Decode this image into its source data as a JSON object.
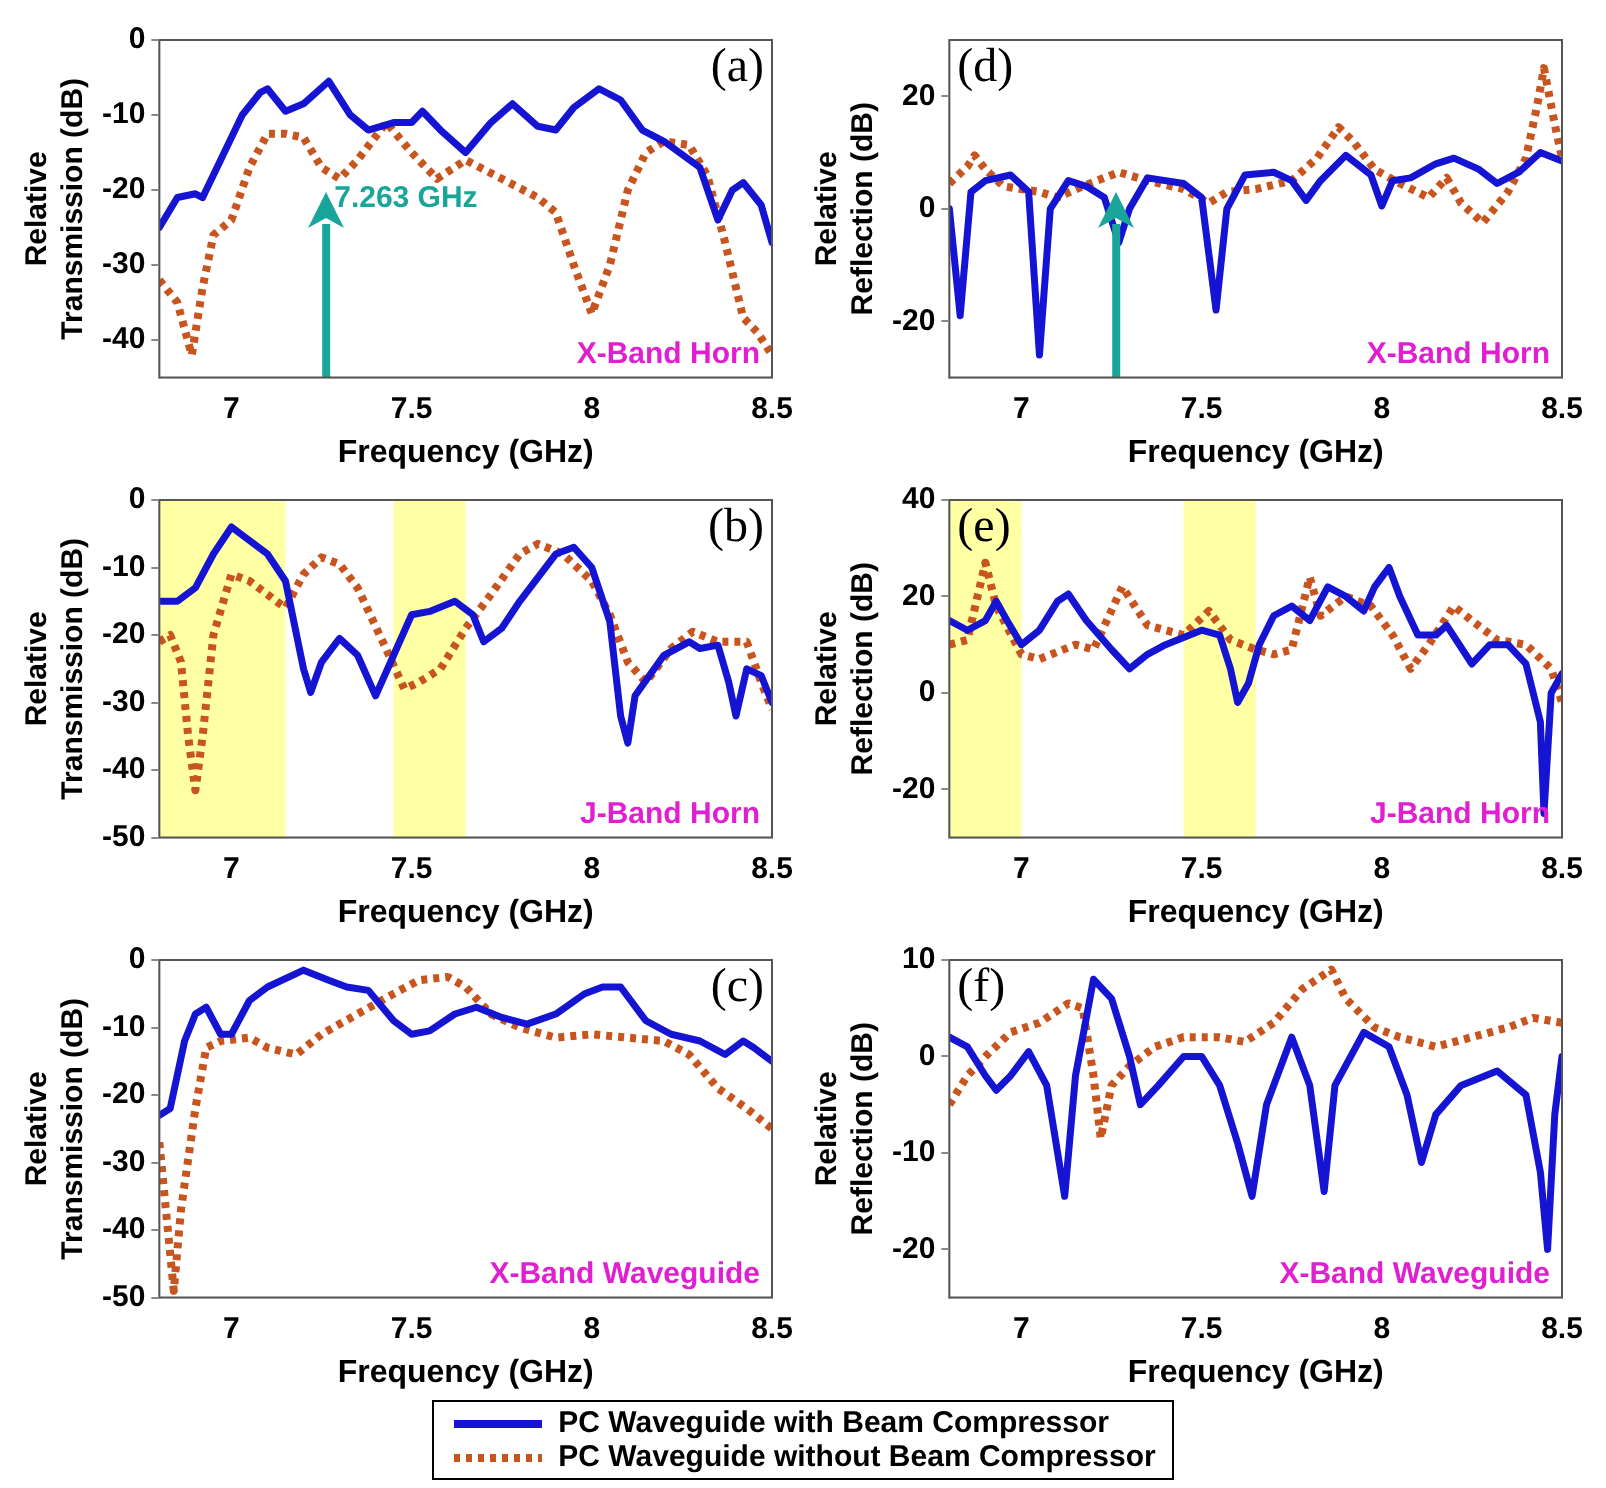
{
  "chart_data": [
    {
      "type": "line",
      "xlabel": "Frequency (GHz)",
      "ylabel": "Relative Transmission (dB)",
      "xlim": [
        6.8,
        8.5
      ],
      "xticks": [
        7,
        7.5,
        8,
        8.5
      ],
      "ylim": [
        -45,
        0
      ],
      "yticks": [
        -40,
        -30,
        -20,
        -10,
        0
      ],
      "grid": false,
      "legend": "bottom",
      "annotations": [
        "(a)",
        "X-Band Horn"
      ],
      "ref_lines": [
        {
          "axis": "x",
          "value": 7.263,
          "label": "7.263 GHz",
          "color": "#1aa59b"
        }
      ],
      "series": [
        {
          "name": "PC Waveguide with Beam Compressor",
          "color": "#1414d2",
          "line_style": "solid",
          "x": [
            6.8,
            6.85,
            6.9,
            6.92,
            6.97,
            7.03,
            7.08,
            7.1,
            7.15,
            7.2,
            7.27,
            7.33,
            7.38,
            7.45,
            7.5,
            7.53,
            7.58,
            7.65,
            7.72,
            7.78,
            7.85,
            7.9,
            7.95,
            8.02,
            8.08,
            8.14,
            8.2,
            8.3,
            8.35,
            8.39,
            8.42,
            8.47,
            8.5
          ],
          "values": [
            -25,
            -21,
            -20.5,
            -21,
            -16,
            -10,
            -7,
            -6.5,
            -9.5,
            -8.5,
            -5.5,
            -10,
            -12,
            -11,
            -11,
            -9.5,
            -12,
            -15,
            -11,
            -8.5,
            -11.5,
            -12,
            -9,
            -6.5,
            -8,
            -12,
            -13.5,
            -17,
            -24,
            -20,
            -19,
            -22,
            -27
          ]
        },
        {
          "name": "PC Waveguide without Beam Compressor",
          "color": "#c8541e",
          "line_style": "dotted",
          "x": [
            6.8,
            6.85,
            6.89,
            6.92,
            6.95,
            7.0,
            7.05,
            7.1,
            7.15,
            7.2,
            7.25,
            7.3,
            7.35,
            7.43,
            7.5,
            7.57,
            7.65,
            7.75,
            7.85,
            7.9,
            7.95,
            8.0,
            8.05,
            8.1,
            8.15,
            8.2,
            8.27,
            8.32,
            8.37,
            8.42,
            8.46,
            8.5
          ],
          "values": [
            -32,
            -35,
            -42,
            -33,
            -26,
            -24,
            -17,
            -12.5,
            -12.5,
            -13,
            -17,
            -18.5,
            -16,
            -11,
            -15,
            -18.5,
            -16,
            -18.5,
            -21,
            -23,
            -30,
            -36.5,
            -30,
            -20,
            -15,
            -13.5,
            -14,
            -18,
            -27,
            -37,
            -39,
            -42
          ]
        }
      ]
    },
    {
      "type": "line",
      "xlabel": "Frequency (GHz)",
      "ylabel": "Relative Reflection (dB)",
      "xlim": [
        6.8,
        8.5
      ],
      "xticks": [
        7,
        7.5,
        8,
        8.5
      ],
      "ylim": [
        -30,
        30
      ],
      "yticks": [
        -20,
        0,
        20
      ],
      "grid": false,
      "annotations": [
        "(d)",
        "X-Band Horn"
      ],
      "ref_lines": [
        {
          "axis": "x",
          "value": 7.263,
          "color": "#1aa59b"
        }
      ],
      "series": [
        {
          "color": "#1414d2",
          "line_style": "solid",
          "x": [
            6.8,
            6.83,
            6.86,
            6.9,
            6.97,
            7.02,
            7.05,
            7.08,
            7.13,
            7.18,
            7.23,
            7.27,
            7.3,
            7.35,
            7.45,
            7.5,
            7.54,
            7.57,
            7.62,
            7.7,
            7.75,
            7.79,
            7.83,
            7.9,
            7.97,
            8.0,
            8.03,
            8.08,
            8.15,
            8.2,
            8.27,
            8.32,
            8.38,
            8.44,
            8.5
          ],
          "values": [
            0,
            -19,
            3,
            5,
            6,
            3,
            -26,
            0,
            5,
            4,
            2,
            -6,
            0,
            5.5,
            4.5,
            2,
            -18,
            0,
            6,
            6.5,
            5,
            1.5,
            5,
            9.5,
            6,
            0.5,
            5,
            5.5,
            8,
            9,
            7,
            4.5,
            6.5,
            10,
            8.5
          ]
        },
        {
          "color": "#c8541e",
          "line_style": "dotted",
          "x": [
            6.8,
            6.85,
            6.87,
            6.9,
            6.95,
            7.0,
            7.05,
            7.1,
            7.17,
            7.27,
            7.35,
            7.45,
            7.52,
            7.57,
            7.65,
            7.75,
            7.82,
            7.88,
            7.92,
            7.98,
            8.05,
            8.13,
            8.18,
            8.22,
            8.28,
            8.35,
            8.4,
            8.43,
            8.45,
            8.48,
            8.5
          ],
          "values": [
            4.5,
            7.5,
            9.5,
            7,
            4,
            3.5,
            3,
            2,
            4,
            6.5,
            5,
            3.5,
            1,
            3,
            3.5,
            5,
            9,
            14.5,
            12,
            7,
            4.5,
            2,
            5.5,
            1,
            -2.5,
            3,
            9,
            18,
            25,
            15,
            9
          ]
        }
      ]
    },
    {
      "type": "line",
      "xlabel": "Frequency (GHz)",
      "ylabel": "Relative Transmission (dB)",
      "xlim": [
        6.8,
        8.5
      ],
      "xticks": [
        7,
        7.5,
        8,
        8.5
      ],
      "ylim": [
        -50,
        0
      ],
      "yticks": [
        -50,
        -40,
        -30,
        -20,
        -10,
        0
      ],
      "grid": false,
      "annotations": [
        "(b)",
        "J-Band Horn"
      ],
      "bands": [
        {
          "axis": "x",
          "from": 6.8,
          "to": 7.15,
          "color": "#ffff66"
        },
        {
          "axis": "x",
          "from": 7.45,
          "to": 7.65,
          "color": "#ffff66"
        }
      ],
      "series": [
        {
          "color": "#1414d2",
          "line_style": "solid",
          "x": [
            6.8,
            6.85,
            6.9,
            6.95,
            7.0,
            7.05,
            7.1,
            7.15,
            7.2,
            7.22,
            7.25,
            7.3,
            7.35,
            7.4,
            7.45,
            7.5,
            7.55,
            7.62,
            7.67,
            7.7,
            7.75,
            7.8,
            7.9,
            7.95,
            8.0,
            8.05,
            8.08,
            8.1,
            8.12,
            8.2,
            8.27,
            8.3,
            8.35,
            8.38,
            8.4,
            8.43,
            8.47,
            8.5
          ],
          "values": [
            -15,
            -15,
            -13,
            -8,
            -4,
            -6,
            -8,
            -12,
            -25,
            -28.5,
            -24,
            -20.5,
            -23,
            -29,
            -23,
            -17,
            -16.5,
            -15,
            -17,
            -21,
            -19,
            -15,
            -8,
            -7,
            -10,
            -18,
            -32,
            -36,
            -29,
            -23,
            -21,
            -22,
            -21.5,
            -27,
            -32,
            -25,
            -26,
            -30
          ]
        },
        {
          "color": "#c8541e",
          "line_style": "dotted",
          "x": [
            6.8,
            6.83,
            6.86,
            6.88,
            6.9,
            6.92,
            6.95,
            7.0,
            7.05,
            7.1,
            7.15,
            7.2,
            7.25,
            7.3,
            7.35,
            7.42,
            7.48,
            7.52,
            7.58,
            7.65,
            7.72,
            7.8,
            7.85,
            7.92,
            8.0,
            8.05,
            8.1,
            8.15,
            8.22,
            8.28,
            8.35,
            8.43,
            8.47,
            8.5
          ],
          "values": [
            -21,
            -20,
            -24,
            -35,
            -43,
            -35,
            -20,
            -11,
            -12,
            -14,
            -16,
            -11,
            -8.5,
            -9.5,
            -13,
            -21,
            -28,
            -27,
            -25,
            -19,
            -14,
            -8,
            -6.5,
            -8,
            -12,
            -17,
            -24,
            -27,
            -22,
            -19.5,
            -21,
            -21,
            -27,
            -31
          ]
        }
      ]
    },
    {
      "type": "line",
      "xlabel": "Frequency (GHz)",
      "ylabel": "Relative Reflection (dB)",
      "xlim": [
        6.8,
        8.5
      ],
      "xticks": [
        7,
        7.5,
        8,
        8.5
      ],
      "ylim": [
        -30,
        40
      ],
      "yticks": [
        -20,
        0,
        20,
        40
      ],
      "grid": false,
      "annotations": [
        "(e)",
        "J-Band Horn"
      ],
      "bands": [
        {
          "axis": "x",
          "from": 6.8,
          "to": 7.0,
          "color": "#ffff66"
        },
        {
          "axis": "x",
          "from": 7.45,
          "to": 7.65,
          "color": "#ffff66"
        }
      ],
      "series": [
        {
          "color": "#1414d2",
          "line_style": "solid",
          "x": [
            6.8,
            6.85,
            6.9,
            6.93,
            6.96,
            7.0,
            7.05,
            7.1,
            7.13,
            7.18,
            7.25,
            7.3,
            7.35,
            7.4,
            7.5,
            7.55,
            7.58,
            7.6,
            7.63,
            7.66,
            7.7,
            7.75,
            7.8,
            7.85,
            7.9,
            7.95,
            7.98,
            8.0,
            8.02,
            8.05,
            8.1,
            8.15,
            8.18,
            8.25,
            8.3,
            8.35,
            8.4,
            8.44,
            8.45,
            8.47,
            8.5
          ],
          "values": [
            15,
            13,
            15,
            19,
            15,
            10,
            13,
            19,
            20.5,
            15,
            9,
            5,
            8,
            10,
            13,
            12,
            5,
            -2,
            2,
            10,
            16,
            18,
            15,
            22,
            20,
            17,
            22,
            24,
            26,
            20,
            12,
            12,
            14,
            6,
            10,
            10,
            6,
            -6,
            -25,
            0,
            4
          ]
        },
        {
          "color": "#c8541e",
          "line_style": "dotted",
          "x": [
            6.8,
            6.85,
            6.9,
            6.93,
            7.0,
            7.05,
            7.15,
            7.2,
            7.28,
            7.35,
            7.45,
            7.52,
            7.58,
            7.65,
            7.7,
            7.75,
            7.8,
            7.83,
            7.9,
            7.97,
            8.03,
            8.08,
            8.13,
            8.2,
            8.25,
            8.32,
            8.4,
            8.47,
            8.5
          ],
          "values": [
            10,
            11,
            27,
            18,
            8,
            7,
            10,
            9,
            22,
            14,
            12,
            17,
            11,
            9,
            8,
            9,
            24,
            16,
            20,
            18,
            12,
            5,
            10,
            18,
            15,
            11,
            10,
            5,
            -2
          ]
        }
      ]
    },
    {
      "type": "line",
      "xlabel": "Frequency (GHz)",
      "ylabel": "Relative Transmission (dB)",
      "xlim": [
        6.8,
        8.5
      ],
      "xticks": [
        7,
        7.5,
        8,
        8.5
      ],
      "ylim": [
        -50,
        0
      ],
      "yticks": [
        -50,
        -40,
        -30,
        -20,
        -10,
        0
      ],
      "grid": false,
      "annotations": [
        "(c)",
        "X-Band Waveguide"
      ],
      "series": [
        {
          "color": "#1414d2",
          "line_style": "solid",
          "x": [
            6.8,
            6.83,
            6.87,
            6.9,
            6.93,
            6.97,
            7.0,
            7.05,
            7.1,
            7.2,
            7.27,
            7.32,
            7.38,
            7.45,
            7.5,
            7.55,
            7.62,
            7.68,
            7.75,
            7.82,
            7.9,
            7.98,
            8.03,
            8.08,
            8.15,
            8.22,
            8.3,
            8.37,
            8.42,
            8.45,
            8.5
          ],
          "values": [
            -23,
            -22,
            -12,
            -8,
            -7,
            -11,
            -11,
            -6,
            -4,
            -1.5,
            -3,
            -4,
            -4.5,
            -9,
            -11,
            -10.5,
            -8,
            -7,
            -8.5,
            -9.5,
            -8,
            -5,
            -4,
            -4,
            -9,
            -11,
            -12,
            -14,
            -12,
            -13,
            -15
          ]
        },
        {
          "color": "#c8541e",
          "line_style": "dotted",
          "x": [
            6.8,
            6.82,
            6.84,
            6.86,
            6.9,
            6.93,
            6.97,
            7.05,
            7.1,
            7.18,
            7.25,
            7.35,
            7.45,
            7.52,
            7.6,
            7.65,
            7.72,
            7.8,
            7.9,
            8.0,
            8.1,
            8.2,
            8.27,
            8.35,
            8.43,
            8.5
          ],
          "values": [
            -27,
            -38,
            -49,
            -37,
            -22,
            -13,
            -12,
            -11.5,
            -13,
            -14,
            -11,
            -8,
            -5,
            -3,
            -2.5,
            -4,
            -8,
            -10,
            -11.5,
            -11,
            -11.5,
            -12,
            -14,
            -19,
            -22,
            -25
          ]
        }
      ]
    },
    {
      "type": "line",
      "xlabel": "Frequency (GHz)",
      "ylabel": "Relative Reflection (dB)",
      "xlim": [
        6.8,
        8.5
      ],
      "xticks": [
        7,
        7.5,
        8,
        8.5
      ],
      "ylim": [
        -25,
        10
      ],
      "yticks": [
        -20,
        -10,
        0,
        10
      ],
      "grid": false,
      "annotations": [
        "(f)",
        "X-Band Waveguide"
      ],
      "series": [
        {
          "color": "#1414d2",
          "line_style": "solid",
          "x": [
            6.8,
            6.85,
            6.9,
            6.93,
            6.97,
            7.02,
            7.07,
            7.12,
            7.15,
            7.2,
            7.25,
            7.3,
            7.33,
            7.38,
            7.45,
            7.5,
            7.55,
            7.6,
            7.64,
            7.68,
            7.75,
            7.8,
            7.84,
            7.87,
            7.95,
            8.02,
            8.07,
            8.11,
            8.15,
            8.22,
            8.32,
            8.4,
            8.44,
            8.46,
            8.48,
            8.5
          ],
          "values": [
            2,
            1,
            -2,
            -3.5,
            -2,
            0.5,
            -3,
            -14.5,
            -2,
            8,
            6,
            0,
            -5,
            -3,
            0,
            0,
            -3,
            -9,
            -14.5,
            -5,
            2,
            -3,
            -14,
            -3,
            2.5,
            1,
            -4,
            -11,
            -6,
            -3,
            -1.5,
            -4,
            -12,
            -20,
            -6,
            0
          ]
        },
        {
          "color": "#c8541e",
          "line_style": "dotted",
          "x": [
            6.8,
            6.85,
            6.9,
            6.97,
            7.05,
            7.13,
            7.17,
            7.2,
            7.22,
            7.25,
            7.3,
            7.37,
            7.45,
            7.55,
            7.62,
            7.7,
            7.78,
            7.86,
            7.9,
            7.98,
            8.05,
            8.15,
            8.25,
            8.35,
            8.42,
            8.5
          ],
          "values": [
            -5,
            -2,
            0,
            2.5,
            3.5,
            5.5,
            5,
            -2,
            -8.5,
            -3,
            -1,
            1,
            2,
            2,
            1.5,
            3.5,
            7,
            9,
            6,
            3,
            2,
            1,
            2,
            3,
            4,
            3.5
          ]
        }
      ]
    }
  ]
}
------------------------------------------------
Go through the material above and copy each line that has the word "name".

**In response**
          "name": "PC Waveguide with Beam Compressor",
          "name": "PC Waveguide without Beam Compressor",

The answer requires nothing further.